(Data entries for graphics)
------

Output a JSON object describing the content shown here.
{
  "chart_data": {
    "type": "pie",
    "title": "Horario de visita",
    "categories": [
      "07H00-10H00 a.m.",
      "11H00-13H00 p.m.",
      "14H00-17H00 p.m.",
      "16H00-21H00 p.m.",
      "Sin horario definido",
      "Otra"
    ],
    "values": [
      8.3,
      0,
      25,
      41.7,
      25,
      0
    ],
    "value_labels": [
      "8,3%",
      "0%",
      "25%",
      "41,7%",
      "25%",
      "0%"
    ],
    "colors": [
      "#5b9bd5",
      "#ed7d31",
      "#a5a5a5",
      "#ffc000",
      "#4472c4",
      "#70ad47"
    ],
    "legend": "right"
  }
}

------

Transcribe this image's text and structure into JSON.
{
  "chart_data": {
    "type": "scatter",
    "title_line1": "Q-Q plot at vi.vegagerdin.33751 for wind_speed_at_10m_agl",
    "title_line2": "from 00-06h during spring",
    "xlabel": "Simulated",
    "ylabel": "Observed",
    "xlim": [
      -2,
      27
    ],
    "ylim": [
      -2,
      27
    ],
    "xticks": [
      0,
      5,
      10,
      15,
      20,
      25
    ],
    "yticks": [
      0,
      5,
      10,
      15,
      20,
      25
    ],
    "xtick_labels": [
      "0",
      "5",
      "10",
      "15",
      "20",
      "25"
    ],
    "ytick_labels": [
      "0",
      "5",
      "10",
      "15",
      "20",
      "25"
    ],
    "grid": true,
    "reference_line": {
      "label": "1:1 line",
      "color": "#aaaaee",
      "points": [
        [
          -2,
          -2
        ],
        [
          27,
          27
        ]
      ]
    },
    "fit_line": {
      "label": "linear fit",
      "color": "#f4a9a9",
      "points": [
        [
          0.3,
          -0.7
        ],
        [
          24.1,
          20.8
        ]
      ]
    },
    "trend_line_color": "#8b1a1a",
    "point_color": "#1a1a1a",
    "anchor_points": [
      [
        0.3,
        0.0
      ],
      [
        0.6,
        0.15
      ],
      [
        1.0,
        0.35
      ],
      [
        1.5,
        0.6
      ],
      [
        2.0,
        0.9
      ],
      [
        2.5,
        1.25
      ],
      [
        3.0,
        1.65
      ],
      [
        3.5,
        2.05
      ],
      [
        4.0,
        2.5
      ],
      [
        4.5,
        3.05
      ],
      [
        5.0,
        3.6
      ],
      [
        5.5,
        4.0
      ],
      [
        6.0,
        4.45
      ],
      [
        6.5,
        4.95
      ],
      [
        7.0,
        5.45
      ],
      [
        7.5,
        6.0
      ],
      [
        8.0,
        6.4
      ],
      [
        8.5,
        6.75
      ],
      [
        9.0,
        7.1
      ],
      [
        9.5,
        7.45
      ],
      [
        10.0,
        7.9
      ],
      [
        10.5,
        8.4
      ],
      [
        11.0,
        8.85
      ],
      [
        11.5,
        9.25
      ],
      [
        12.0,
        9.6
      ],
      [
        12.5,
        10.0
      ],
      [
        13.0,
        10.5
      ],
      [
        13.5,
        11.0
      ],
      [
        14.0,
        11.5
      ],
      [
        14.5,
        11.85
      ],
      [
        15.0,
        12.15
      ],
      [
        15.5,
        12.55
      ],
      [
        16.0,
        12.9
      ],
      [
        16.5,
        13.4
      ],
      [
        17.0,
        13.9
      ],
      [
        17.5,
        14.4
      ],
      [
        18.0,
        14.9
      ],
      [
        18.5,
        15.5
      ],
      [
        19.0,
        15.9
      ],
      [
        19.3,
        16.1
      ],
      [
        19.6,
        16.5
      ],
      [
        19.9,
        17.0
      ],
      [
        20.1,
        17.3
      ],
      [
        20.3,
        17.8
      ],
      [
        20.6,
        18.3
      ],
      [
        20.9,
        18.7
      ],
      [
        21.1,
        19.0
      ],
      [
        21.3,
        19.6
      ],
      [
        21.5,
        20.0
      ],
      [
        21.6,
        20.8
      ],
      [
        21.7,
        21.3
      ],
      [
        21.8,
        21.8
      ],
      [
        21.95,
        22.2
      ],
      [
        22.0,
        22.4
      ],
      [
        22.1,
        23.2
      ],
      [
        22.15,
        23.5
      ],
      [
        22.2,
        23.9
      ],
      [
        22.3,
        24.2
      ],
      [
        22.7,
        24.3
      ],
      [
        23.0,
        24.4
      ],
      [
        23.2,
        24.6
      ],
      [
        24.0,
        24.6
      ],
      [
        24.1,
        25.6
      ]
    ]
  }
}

------

• _Your task_
Answer with a single number: the count of lines holding the word "JSON".

• _Task solution_
2